- [STATED GOAL]
Would you write out the entries below, every one of them, exactly?

- [RECORDS]
# # # # # # #

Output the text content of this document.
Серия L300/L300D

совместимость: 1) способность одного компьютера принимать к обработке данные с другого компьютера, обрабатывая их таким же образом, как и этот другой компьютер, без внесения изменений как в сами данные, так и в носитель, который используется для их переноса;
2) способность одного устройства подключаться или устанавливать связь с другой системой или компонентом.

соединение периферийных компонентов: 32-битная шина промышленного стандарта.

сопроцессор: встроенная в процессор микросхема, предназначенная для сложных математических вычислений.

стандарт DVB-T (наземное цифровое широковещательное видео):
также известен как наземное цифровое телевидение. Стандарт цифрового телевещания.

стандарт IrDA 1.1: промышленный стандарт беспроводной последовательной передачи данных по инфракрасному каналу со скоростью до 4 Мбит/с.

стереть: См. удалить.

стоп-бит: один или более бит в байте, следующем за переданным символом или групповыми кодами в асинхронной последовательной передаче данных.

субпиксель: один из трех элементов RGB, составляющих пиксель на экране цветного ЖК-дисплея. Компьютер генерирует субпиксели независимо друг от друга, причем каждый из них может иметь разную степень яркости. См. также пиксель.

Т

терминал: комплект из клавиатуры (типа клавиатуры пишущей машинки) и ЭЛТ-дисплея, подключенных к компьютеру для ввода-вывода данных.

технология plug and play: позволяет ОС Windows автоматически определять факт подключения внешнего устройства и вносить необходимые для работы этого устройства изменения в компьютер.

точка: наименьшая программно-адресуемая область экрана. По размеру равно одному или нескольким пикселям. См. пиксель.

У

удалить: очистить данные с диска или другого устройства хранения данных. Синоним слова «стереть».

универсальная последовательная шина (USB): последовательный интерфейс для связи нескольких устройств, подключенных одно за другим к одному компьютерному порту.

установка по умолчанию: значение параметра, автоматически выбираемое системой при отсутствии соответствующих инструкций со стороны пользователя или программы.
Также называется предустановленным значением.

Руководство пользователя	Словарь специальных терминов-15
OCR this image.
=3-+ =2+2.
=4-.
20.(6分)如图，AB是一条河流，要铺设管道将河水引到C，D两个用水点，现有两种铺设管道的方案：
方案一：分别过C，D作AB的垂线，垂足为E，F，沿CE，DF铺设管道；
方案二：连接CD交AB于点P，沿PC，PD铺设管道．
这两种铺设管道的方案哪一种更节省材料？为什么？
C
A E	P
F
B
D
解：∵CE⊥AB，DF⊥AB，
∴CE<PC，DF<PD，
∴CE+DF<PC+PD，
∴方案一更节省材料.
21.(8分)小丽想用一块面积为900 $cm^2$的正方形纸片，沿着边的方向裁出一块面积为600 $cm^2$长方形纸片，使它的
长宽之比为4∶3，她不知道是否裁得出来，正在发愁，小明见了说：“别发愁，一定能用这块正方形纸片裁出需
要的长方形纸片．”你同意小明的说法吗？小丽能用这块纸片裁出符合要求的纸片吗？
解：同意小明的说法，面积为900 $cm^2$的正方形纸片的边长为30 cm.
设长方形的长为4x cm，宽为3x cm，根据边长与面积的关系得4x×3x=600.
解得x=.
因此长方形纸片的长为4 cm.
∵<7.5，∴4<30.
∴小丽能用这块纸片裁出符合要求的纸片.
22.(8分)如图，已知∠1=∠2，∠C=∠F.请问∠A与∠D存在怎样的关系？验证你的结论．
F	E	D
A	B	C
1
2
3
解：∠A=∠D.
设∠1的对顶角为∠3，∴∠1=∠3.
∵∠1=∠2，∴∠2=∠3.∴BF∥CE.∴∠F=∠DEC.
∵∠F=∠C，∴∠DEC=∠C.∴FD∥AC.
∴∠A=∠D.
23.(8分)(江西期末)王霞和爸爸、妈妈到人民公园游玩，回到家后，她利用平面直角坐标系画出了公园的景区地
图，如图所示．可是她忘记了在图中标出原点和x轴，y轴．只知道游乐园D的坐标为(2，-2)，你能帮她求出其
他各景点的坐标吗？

# # # # # # #

- [TASK RESULT]
Output the text content of this document.
Серия L300/L300D

совместимость: 1) способность одного компьютера принимать к обработке данные с другого компьютера, обрабатывая их таким же образом, как и этот другой компьютер, без внесения изменений как в сами данные, так и в носитель, который используется для их переноса;
2) способность одного устройства подключаться или устанавливать связь с другой системой или компонентом.

соединение периферийных компонентов: 32-битная шина промышленного стандарта.

сопроцессор: встроенная в процессор микросхема, предназначенная для сложных математических вычислений.

стандарт DVB-T (наземное цифровое широковещательное видео):
также известен как наземное цифровое телевидение. Стандарт цифрового телевещания.

стандарт IrDA 1.1: промышленный стандарт беспроводной последовательной передачи данных по инфракрасному каналу со скоростью до 4 Мбит/с.

стереть: См. удалить.

стоп-бит: один или более бит в байте, следующем за переданным символом или групповыми кодами в асинхронной последовательной передаче данных.

субпиксель: один из трех элементов RGB, составляющих пиксель на экране цветного ЖК-дисплея. Компьютер генерирует субпиксели независимо друг от друга, причем каждый из них может иметь разную степень яркости. См. также пиксель.

Т

терминал: комплект из клавиатуры (типа клавиатуры пишущей машинки) и ЭЛТ-дисплея, подключенных к компьютеру для ввода-вывода данных.

технология plug and play: позволяет ОС Windows автоматически определять факт подключения внешнего устройства и вносить необходимые для работы этого устройства изменения в компьютер.

точка: наименьшая программно-адресуемая область экрана. По размеру равно одному или нескольким пикселям. См. пиксель.

У

удалить: очистить данные с диска или другого устройства хранения данных. Синоним слова «стереть».

универсальная последовательная шина (USB): последовательный интерфейс для связи нескольких устройств, подключенных одно за другим к одному компьютерному порту.

установка по умолчанию: значение параметра, автоматически выбираемое системой при отсутствии соответствующих инструкций со стороны пользователя или программы.
Также называется предустановленным значением.

Руководство пользователя	Словарь специальных терминов-15
OCR this image.
=3-+ =2+2.
=4-.
20.(6分)如图，AB是一条河流，要铺设管道将河水引到C，D两个用水点，现有两种铺设管道的方案：
方案一：分别过C，D作AB的垂线，垂足为E，F，沿CE，DF铺设管道；
方案二：连接CD交AB于点P，沿PC，PD铺设管道．
这两种铺设管道的方案哪一种更节省材料？为什么？
C
A E	P
F
B
D
解：∵CE⊥AB，DF⊥AB，
∴CE<PC，DF<PD，
∴CE+DF<PC+PD，
∴方案一更节省材料.
21.(8分)小丽想用一块面积为900 $cm^2$的正方形纸片，沿着边的方向裁出一块面积为600 $cm^2$长方形纸片，使它的
长宽之比为4∶3，她不知道是否裁得出来，正在发愁，小明见了说：“别发愁，一定能用这块正方形纸片裁出需
要的长方形纸片．”你同意小明的说法吗？小丽能用这块纸片裁出符合要求的纸片吗？
解：同意小明的说法，面积为900 $cm^2$的正方形纸片的边长为30 cm.
设长方形的长为4x cm，宽为3x cm，根据边长与面积的关系得4x×3x=600.
解得x=.
因此长方形纸片的长为4 cm.
∵<7.5，∴4<30.
∴小丽能用这块纸片裁出符合要求的纸片.
22.(8分)如图，已知∠1=∠2，∠C=∠F.请问∠A与∠D存在怎样的关系？验证你的结论．
F	E	D
A	B	C
1
2
3
解：∠A=∠D.
设∠1的对顶角为∠3，∴∠1=∠3.
∵∠1=∠2，∴∠2=∠3.∴BF∥CE.∴∠F=∠DEC.
∵∠F=∠C，∴∠DEC=∠C.∴FD∥AC.
∴∠A=∠D.
23.(8分)(江西期末)王霞和爸爸、妈妈到人民公园游玩，回到家后，她利用平面直角坐标系画出了公园的景区地
图，如图所示．可是她忘记了在图中标出原点和x轴，y轴．只知道游乐园D的坐标为(2，-2)，你能帮她求出其
他各景点的坐标吗？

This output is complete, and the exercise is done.